▶ Instruction
Transcribe the listing word for word.

▶ Data for this exercise
————
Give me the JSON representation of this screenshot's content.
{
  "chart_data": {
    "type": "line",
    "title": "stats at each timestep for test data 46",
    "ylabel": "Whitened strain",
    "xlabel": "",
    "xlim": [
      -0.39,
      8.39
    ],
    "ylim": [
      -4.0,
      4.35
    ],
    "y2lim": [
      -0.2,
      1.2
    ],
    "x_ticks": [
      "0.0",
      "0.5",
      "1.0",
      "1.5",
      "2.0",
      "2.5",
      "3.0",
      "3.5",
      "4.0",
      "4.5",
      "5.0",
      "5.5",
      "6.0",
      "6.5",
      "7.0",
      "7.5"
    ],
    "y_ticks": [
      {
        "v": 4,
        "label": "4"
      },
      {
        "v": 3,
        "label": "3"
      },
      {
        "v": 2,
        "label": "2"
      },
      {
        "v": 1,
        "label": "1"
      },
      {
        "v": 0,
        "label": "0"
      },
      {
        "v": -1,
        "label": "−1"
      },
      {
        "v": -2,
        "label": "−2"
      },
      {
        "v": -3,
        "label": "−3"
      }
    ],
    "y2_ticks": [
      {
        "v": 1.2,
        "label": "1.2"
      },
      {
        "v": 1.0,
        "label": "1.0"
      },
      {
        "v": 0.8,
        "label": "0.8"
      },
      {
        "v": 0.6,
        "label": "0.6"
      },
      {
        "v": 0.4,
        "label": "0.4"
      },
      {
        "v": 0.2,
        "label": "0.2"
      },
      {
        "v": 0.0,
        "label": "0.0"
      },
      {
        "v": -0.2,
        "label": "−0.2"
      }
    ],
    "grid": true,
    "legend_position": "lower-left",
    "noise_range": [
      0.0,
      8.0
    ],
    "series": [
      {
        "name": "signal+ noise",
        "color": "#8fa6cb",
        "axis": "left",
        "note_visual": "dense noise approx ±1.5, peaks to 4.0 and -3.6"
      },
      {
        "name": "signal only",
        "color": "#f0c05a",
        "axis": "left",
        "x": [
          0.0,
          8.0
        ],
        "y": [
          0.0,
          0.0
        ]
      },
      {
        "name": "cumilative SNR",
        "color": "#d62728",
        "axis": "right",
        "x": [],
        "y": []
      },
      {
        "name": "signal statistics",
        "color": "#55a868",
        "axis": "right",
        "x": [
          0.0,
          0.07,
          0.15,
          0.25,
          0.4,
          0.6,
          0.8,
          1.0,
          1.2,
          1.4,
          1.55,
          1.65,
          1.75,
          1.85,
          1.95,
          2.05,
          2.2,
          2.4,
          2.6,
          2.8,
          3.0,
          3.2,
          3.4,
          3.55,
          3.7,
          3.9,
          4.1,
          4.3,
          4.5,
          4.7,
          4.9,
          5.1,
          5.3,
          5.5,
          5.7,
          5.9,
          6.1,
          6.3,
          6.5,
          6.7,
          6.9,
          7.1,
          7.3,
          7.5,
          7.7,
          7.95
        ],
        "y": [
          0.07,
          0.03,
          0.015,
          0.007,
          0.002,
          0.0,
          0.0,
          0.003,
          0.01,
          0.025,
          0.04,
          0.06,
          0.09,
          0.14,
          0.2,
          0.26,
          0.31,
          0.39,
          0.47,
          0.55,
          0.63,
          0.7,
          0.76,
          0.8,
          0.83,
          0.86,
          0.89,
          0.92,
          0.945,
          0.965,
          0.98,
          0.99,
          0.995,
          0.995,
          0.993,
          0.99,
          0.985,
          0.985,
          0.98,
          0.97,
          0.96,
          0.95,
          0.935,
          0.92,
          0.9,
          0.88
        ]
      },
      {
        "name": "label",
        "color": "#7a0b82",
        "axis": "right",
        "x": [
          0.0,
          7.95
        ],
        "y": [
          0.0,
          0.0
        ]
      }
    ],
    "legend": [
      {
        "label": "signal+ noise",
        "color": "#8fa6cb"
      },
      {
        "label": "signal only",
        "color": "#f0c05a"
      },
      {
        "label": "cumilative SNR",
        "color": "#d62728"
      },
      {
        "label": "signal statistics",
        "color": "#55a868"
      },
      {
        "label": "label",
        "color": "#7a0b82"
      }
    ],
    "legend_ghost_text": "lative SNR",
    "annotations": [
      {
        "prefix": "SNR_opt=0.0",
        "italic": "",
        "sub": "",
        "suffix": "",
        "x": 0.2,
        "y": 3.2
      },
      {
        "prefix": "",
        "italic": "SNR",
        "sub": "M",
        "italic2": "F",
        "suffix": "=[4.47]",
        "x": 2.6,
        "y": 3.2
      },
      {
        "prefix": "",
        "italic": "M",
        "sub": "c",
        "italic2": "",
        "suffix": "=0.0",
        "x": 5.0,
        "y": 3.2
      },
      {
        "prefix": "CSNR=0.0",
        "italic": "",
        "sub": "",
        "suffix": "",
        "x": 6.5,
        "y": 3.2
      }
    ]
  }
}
————
▶ Completed task
Give me the JSON representation of this screenshot's content.
{
  "chart_data": {
    "type": "line",
    "title": "stats at each timestep for test data 46",
    "ylabel": "Whitened strain",
    "xlabel": "",
    "xlim": [
      -0.39,
      8.39
    ],
    "ylim": [
      -4.0,
      4.35
    ],
    "y2lim": [
      -0.2,
      1.2
    ],
    "x_ticks": [
      "0.0",
      "0.5",
      "1.0",
      "1.5",
      "2.0",
      "2.5",
      "3.0",
      "3.5",
      "4.0",
      "4.5",
      "5.0",
      "5.5",
      "6.0",
      "6.5",
      "7.0",
      "7.5"
    ],
    "y_ticks": [
      {
        "v": 4,
        "label": "4"
      },
      {
        "v": 3,
        "label": "3"
      },
      {
        "v": 2,
        "label": "2"
      },
      {
        "v": 1,
        "label": "1"
      },
      {
        "v": 0,
        "label": "0"
      },
      {
        "v": -1,
        "label": "−1"
      },
      {
        "v": -2,
        "label": "−2"
      },
      {
        "v": -3,
        "label": "−3"
      }
    ],
    "y2_ticks": [
      {
        "v": 1.2,
        "label": "1.2"
      },
      {
        "v": 1.0,
        "label": "1.0"
      },
      {
        "v": 0.8,
        "label": "0.8"
      },
      {
        "v": 0.6,
        "label": "0.6"
      },
      {
        "v": 0.4,
        "label": "0.4"
      },
      {
        "v": 0.2,
        "label": "0.2"
      },
      {
        "v": 0.0,
        "label": "0.0"
      },
      {
        "v": -0.2,
        "label": "−0.2"
      }
    ],
    "grid": true,
    "legend_position": "lower-left",
    "noise_range": [
      0.0,
      8.0
    ],
    "series": [
      {
        "name": "signal+ noise",
        "color": "#8fa6cb",
        "axis": "left",
        "note_visual": "dense noise approx ±1.5, peaks to 4.0 and -3.6"
      },
      {
        "name": "signal only",
        "color": "#f0c05a",
        "axis": "left",
        "x": [
          0.0,
          8.0
        ],
        "y": [
          0.0,
          0.0
        ]
      },
      {
        "name": "cumilative SNR",
        "color": "#d62728",
        "axis": "right",
        "x": [],
        "y": []
      },
      {
        "name": "signal statistics",
        "color": "#55a868",
        "axis": "right",
        "x": [
          0.0,
          0.07,
          0.15,
          0.25,
          0.4,
          0.6,
          0.8,
          1.0,
          1.2,
          1.4,
          1.55,
          1.65,
          1.75,
          1.85,
          1.95,
          2.05,
          2.2,
          2.4,
          2.6,
          2.8,
          3.0,
          3.2,
          3.4,
          3.55,
          3.7,
          3.9,
          4.1,
          4.3,
          4.5,
          4.7,
          4.9,
          5.1,
          5.3,
          5.5,
          5.7,
          5.9,
          6.1,
          6.3,
          6.5,
          6.7,
          6.9,
          7.1,
          7.3,
          7.5,
          7.7,
          7.95
        ],
        "y": [
          0.07,
          0.03,
          0.015,
          0.007,
          0.002,
          0.0,
          0.0,
          0.003,
          0.01,
          0.025,
          0.04,
          0.06,
          0.09,
          0.14,
          0.2,
          0.26,
          0.31,
          0.39,
          0.47,
          0.55,
          0.63,
          0.7,
          0.76,
          0.8,
          0.83,
          0.86,
          0.89,
          0.92,
          0.945,
          0.965,
          0.98,
          0.99,
          0.995,
          0.995,
          0.993,
          0.99,
          0.985,
          0.985,
          0.98,
          0.97,
          0.96,
          0.95,
          0.935,
          0.92,
          0.9,
          0.88
        ]
      },
      {
        "name": "label",
        "color": "#7a0b82",
        "axis": "right",
        "x": [
          0.0,
          7.95
        ],
        "y": [
          0.0,
          0.0
        ]
      }
    ],
    "legend": [
      {
        "label": "signal+ noise",
        "color": "#8fa6cb"
      },
      {
        "label": "signal only",
        "color": "#f0c05a"
      },
      {
        "label": "cumilative SNR",
        "color": "#d62728"
      },
      {
        "label": "signal statistics",
        "color": "#55a868"
      },
      {
        "label": "label",
        "color": "#7a0b82"
      }
    ],
    "legend_ghost_text": "lative SNR",
    "annotations": [
      {
        "prefix": "SNR_opt=0.0",
        "italic": "",
        "sub": "",
        "suffix": "",
        "x": 0.2,
        "y": 3.2
      },
      {
        "prefix": "",
        "italic": "SNR",
        "sub": "M",
        "italic2": "F",
        "suffix": "=[4.47]",
        "x": 2.6,
        "y": 3.2
      },
      {
        "prefix": "",
        "italic": "M",
        "sub": "c",
        "italic2": "",
        "suffix": "=0.0",
        "x": 5.0,
        "y": 3.2
      },
      {
        "prefix": "CSNR=0.0",
        "italic": "",
        "sub": "",
        "suffix": "",
        "x": 6.5,
        "y": 3.2
      }
    ]
  }
}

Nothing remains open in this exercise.